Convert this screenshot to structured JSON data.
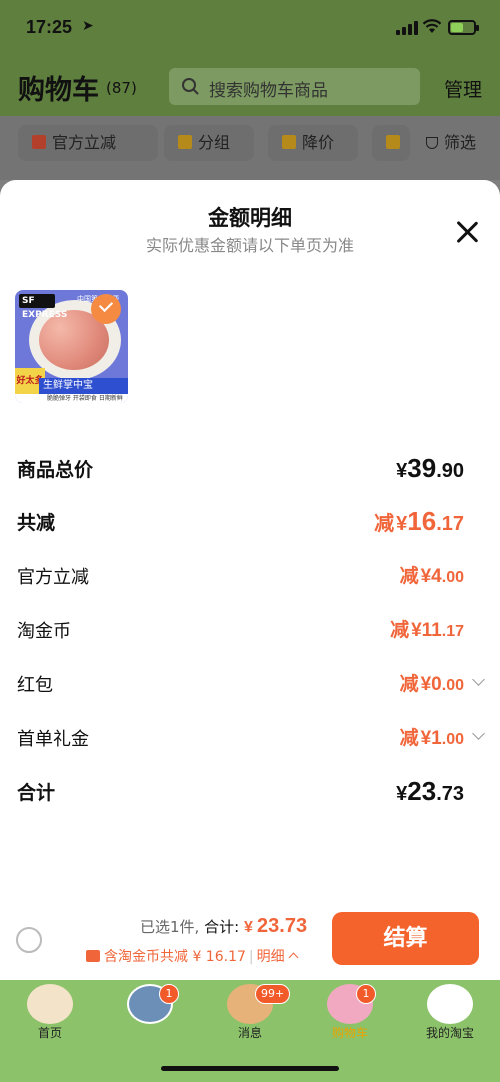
{
  "status_bar": {
    "time": "17:25"
  },
  "header": {
    "title": "购物车",
    "count": "(87)",
    "search_placeholder": "搜索购物车商品",
    "manage_label": "管理"
  },
  "filters": [
    {
      "label": "官方立减"
    },
    {
      "label": "分组"
    },
    {
      "label": "降价"
    },
    {
      "label": "筛选"
    }
  ],
  "sheet": {
    "title": "金额明细",
    "subtitle": "实际优惠金额请以下单页为准",
    "product_image": {
      "sf_label": "SF EXPRESS",
      "top_tag": "中国第一方便",
      "band_text": "生鲜掌中宝",
      "left_badge": "好太多",
      "footer_text": "脆脆弹牙 开袋即食 日期新鲜"
    },
    "rows": [
      {
        "label": "商品总价",
        "prefix": "",
        "currency": "¥",
        "integer": "39",
        "decimal": ".90"
      },
      {
        "label": "共减",
        "prefix": "减",
        "currency": "¥",
        "integer": "16",
        "decimal": ".17"
      },
      {
        "label": "官方立减",
        "prefix": "减",
        "currency": "¥",
        "integer": "4",
        "decimal": ".00"
      },
      {
        "label": "淘金币",
        "prefix": "减",
        "currency": "¥",
        "integer": "11",
        "decimal": ".17"
      },
      {
        "label": "红包",
        "prefix": "减",
        "currency": "¥",
        "integer": "0",
        "decimal": ".00"
      },
      {
        "label": "首单礼金",
        "prefix": "减",
        "currency": "¥",
        "integer": "1",
        "decimal": ".00"
      },
      {
        "label": "合计",
        "prefix": "",
        "currency": "¥",
        "integer": "23",
        "decimal": ".73"
      }
    ]
  },
  "footer": {
    "selected_text": "已选1件,",
    "total_label": "合计:",
    "total_currency": "¥",
    "total_value": "23.73",
    "coin_text": "含淘金币共减 ¥ 16.17",
    "detail_label": "明细",
    "checkout_label": "结算"
  },
  "tabbar": [
    {
      "label": "首页",
      "badge": ""
    },
    {
      "label": "",
      "badge": "1"
    },
    {
      "label": "消息",
      "badge": "99+"
    },
    {
      "label": "购物车",
      "badge": "1"
    },
    {
      "label": "我的淘宝",
      "badge": ""
    }
  ],
  "colors": {
    "accent": "#f0663a",
    "checkout_button": "#f5632d",
    "tabbar_bg": "#8cc26a"
  }
}
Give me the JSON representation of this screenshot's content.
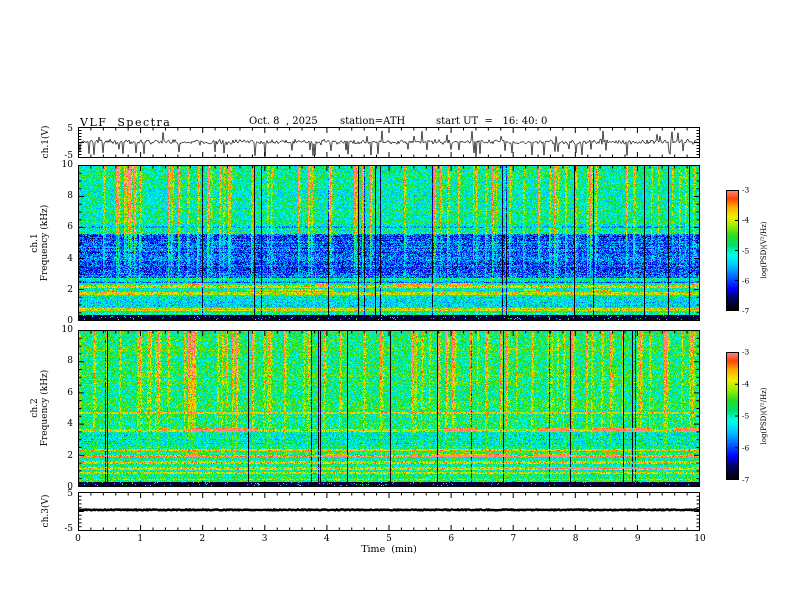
{
  "header": {
    "title": "VLF  Spectra",
    "date": "Oct. 8  , 2025",
    "station": "station=ATH",
    "start_ut": "start UT  =   16: 40: 0"
  },
  "xaxis": {
    "label": "Time  (min)",
    "ticks": [
      "0",
      "1",
      "2",
      "3",
      "4",
      "5",
      "6",
      "7",
      "8",
      "9",
      "10"
    ],
    "range": [
      0,
      10
    ]
  },
  "panels": {
    "ch1_wave": {
      "ylabel": "ch.1(V)",
      "ytick_top": "5",
      "ytick_bottom": "-5",
      "ylim": [
        -5,
        5
      ]
    },
    "ch1_spec": {
      "ylabel_ch": "ch.1",
      "ylabel_freq": "Frequency  (kHz)",
      "yticks": [
        "10",
        "8",
        "6",
        "4",
        "2",
        "0"
      ],
      "ylim": [
        0,
        10
      ]
    },
    "ch2_spec": {
      "ylabel_ch": "ch.2",
      "ylabel_freq": "Frequency  (kHz)",
      "yticks": [
        "10",
        "8",
        "6",
        "4",
        "2",
        "0"
      ],
      "ylim": [
        0,
        10
      ]
    },
    "ch3_wave": {
      "ylabel": "ch.3(V)",
      "ytick_top": "5",
      "ytick_bottom": "-5",
      "ylim": [
        -5,
        5
      ]
    }
  },
  "colorbar": {
    "label": "log(PSD)(V²/Hz)",
    "ticks": [
      "-3",
      "-4",
      "-5",
      "-6",
      "-7"
    ],
    "range": [
      -7,
      -3
    ]
  },
  "colors": {
    "background": "#ffffff",
    "trace": "#000000",
    "colormap_stops": [
      [
        0.0,
        "#000000"
      ],
      [
        0.1,
        "#02025e"
      ],
      [
        0.18,
        "#0000ff"
      ],
      [
        0.28,
        "#0066ff"
      ],
      [
        0.38,
        "#00ccff"
      ],
      [
        0.46,
        "#00ffee"
      ],
      [
        0.54,
        "#00e070"
      ],
      [
        0.62,
        "#22dd22"
      ],
      [
        0.7,
        "#99ee00"
      ],
      [
        0.78,
        "#eeee00"
      ],
      [
        0.86,
        "#ffaa00"
      ],
      [
        0.93,
        "#ff4400"
      ],
      [
        1.0,
        "#ff8888"
      ]
    ]
  },
  "chart_data": [
    {
      "type": "line",
      "title": "ch.1 voltage waveform",
      "xlabel": "Time (min)",
      "xlim": [
        0,
        10
      ],
      "ylabel": "ch.1(V)",
      "ylim": [
        -5,
        5
      ],
      "description": "Dense noise trace centered near 0 V (±1 V fuzz) with frequent impulsive downward spikes reaching -3 to -5 V and occasional upward spikes to +2/+4 V across the full 10 minutes.",
      "render": {
        "seed": 99,
        "sd": 0.5,
        "spike_down_prob": 0.07,
        "spike_up_prob": 0.02,
        "lw": 0.7
      }
    },
    {
      "type": "heatmap",
      "title": "ch.1 VLF spectrogram",
      "xlabel": "Time (min)",
      "xlim": [
        0,
        10
      ],
      "ylabel": "ch.1 Frequency (kHz)",
      "ylim": [
        0,
        10
      ],
      "value_label": "log(PSD)(V²/Hz)",
      "value_range": [
        -7,
        -3
      ],
      "features": [
        "green/cyan broadband background",
        "dense vertical yellow-to-red impulsive streaks (sferics), strongest above ~5 kHz",
        "quiet dark-blue speckled band between ~2.8 and 5.6 kHz",
        "bright narrowband horizontal lines near 0.45, 0.72, 1.72 and 2.18 kHz",
        "intermittent red dash segments near 1.95 and 2.33 kHz",
        "black band below ~0.35 kHz",
        "occasional thin dark vertical dropout lines"
      ],
      "render": {
        "seed": 12345,
        "fmax": 10,
        "base": 0.5,
        "noise": 0.13,
        "row_noise": 0.05,
        "streak_prob": 0.1,
        "streak_decay": 0.5,
        "streak_gain": 0.55,
        "streak_f0": 1.2,
        "dark_prob": 0.02,
        "quiet": [
          2.75,
          5.6,
          0.24
        ],
        "black_f": 0.35,
        "lines": [
          {
            "f": 2.18,
            "w": 0.1,
            "d": 0.3
          },
          {
            "f": 1.72,
            "w": 0.09,
            "d": 0.26
          },
          {
            "f": 0.72,
            "w": 0.08,
            "d": 0.22
          },
          {
            "f": 0.45,
            "w": 0.05,
            "d": 0.18
          },
          {
            "f": 1.2,
            "w": 0.3,
            "d": -0.1
          },
          {
            "f": 2.5,
            "w": 0.05,
            "d": -0.18
          },
          {
            "f": 6.05,
            "w": 0.05,
            "d": -0.15
          }
        ],
        "dashes": [
          {
            "f": 2.33,
            "w": 0.1,
            "d": 0.38,
            "pon": 0.012,
            "poff": 0.02
          },
          {
            "f": 1.95,
            "w": 0.07,
            "d": 0.3,
            "pon": 0.01,
            "poff": 0.03
          }
        ]
      }
    },
    {
      "type": "heatmap",
      "title": "ch.2 VLF spectrogram",
      "xlabel": "Time (min)",
      "xlim": [
        0,
        10
      ],
      "ylabel": "ch.2 Frequency (kHz)",
      "ylim": [
        0,
        10
      ],
      "value_label": "log(PSD)(V²/Hz)",
      "value_range": [
        -7,
        -3
      ],
      "features": [
        "green/yellow broadband background, brighter than ch.1",
        "vertical impulsive streaks spanning ~1-10 kHz",
        "bright horizontal hum lines near 0.45, 0.85, 1.15, 1.55, 1.95, 2.35 and 3.6 kHz",
        "thin line near 4.7 kHz",
        "mild bluer band between ~2.6 and 3.5 kHz",
        "intermittent red dash segments near 1.2, 2.0 and 3.62 kHz",
        "black band below ~0.3 kHz"
      ],
      "render": {
        "seed": 777,
        "fmax": 10,
        "base": 0.55,
        "noise": 0.13,
        "row_noise": 0.05,
        "streak_prob": 0.12,
        "streak_decay": 0.5,
        "streak_gain": 0.5,
        "streak_f0": 0.8,
        "dark_prob": 0.025,
        "quiet": [
          2.6,
          3.5,
          0.1
        ],
        "black_f": 0.3,
        "lines": [
          {
            "f": 2.35,
            "w": 0.08,
            "d": 0.26
          },
          {
            "f": 1.95,
            "w": 0.08,
            "d": 0.3
          },
          {
            "f": 1.55,
            "w": 0.08,
            "d": 0.28
          },
          {
            "f": 1.15,
            "w": 0.07,
            "d": 0.24
          },
          {
            "f": 0.85,
            "w": 0.06,
            "d": 0.22
          },
          {
            "f": 3.6,
            "w": 0.08,
            "d": 0.2
          },
          {
            "f": 4.7,
            "w": 0.05,
            "d": 0.18
          },
          {
            "f": 0.45,
            "w": 0.05,
            "d": 0.18
          }
        ],
        "dashes": [
          {
            "f": 3.62,
            "w": 0.1,
            "d": 0.34,
            "pon": 0.012,
            "poff": 0.025
          },
          {
            "f": 2.0,
            "w": 0.09,
            "d": 0.3,
            "pon": 0.01,
            "poff": 0.03
          },
          {
            "f": 1.2,
            "w": 0.08,
            "d": 0.28,
            "pon": 0.01,
            "poff": 0.03
          }
        ]
      }
    },
    {
      "type": "line",
      "title": "ch.3 voltage waveform",
      "xlabel": "Time (min)",
      "xlim": [
        0,
        10
      ],
      "ylabel": "ch.3(V)",
      "ylim": [
        -5,
        5
      ],
      "description": "Essentially flat thick black trace just above 0 V for the whole interval (no signal on channel 3).",
      "render": {
        "seed": 5,
        "flat": true,
        "level": 0.3,
        "jitter": 0.25,
        "lw": 2.4
      }
    }
  ]
}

§ The problem: Spot every line that holds "lines" and copy it.

§ Exercise solution:
        "bright narrowband horizontal lines near 0.45, 0.72, 1.72 and 2.18 kHz",
        "occasional thin dark vertical dropout lines"
        "lines": [
        "bright horizontal hum lines near 0.45, 0.85, 1.15, 1.55, 1.95, 2.35 and 3.6 kHz",
        "lines": [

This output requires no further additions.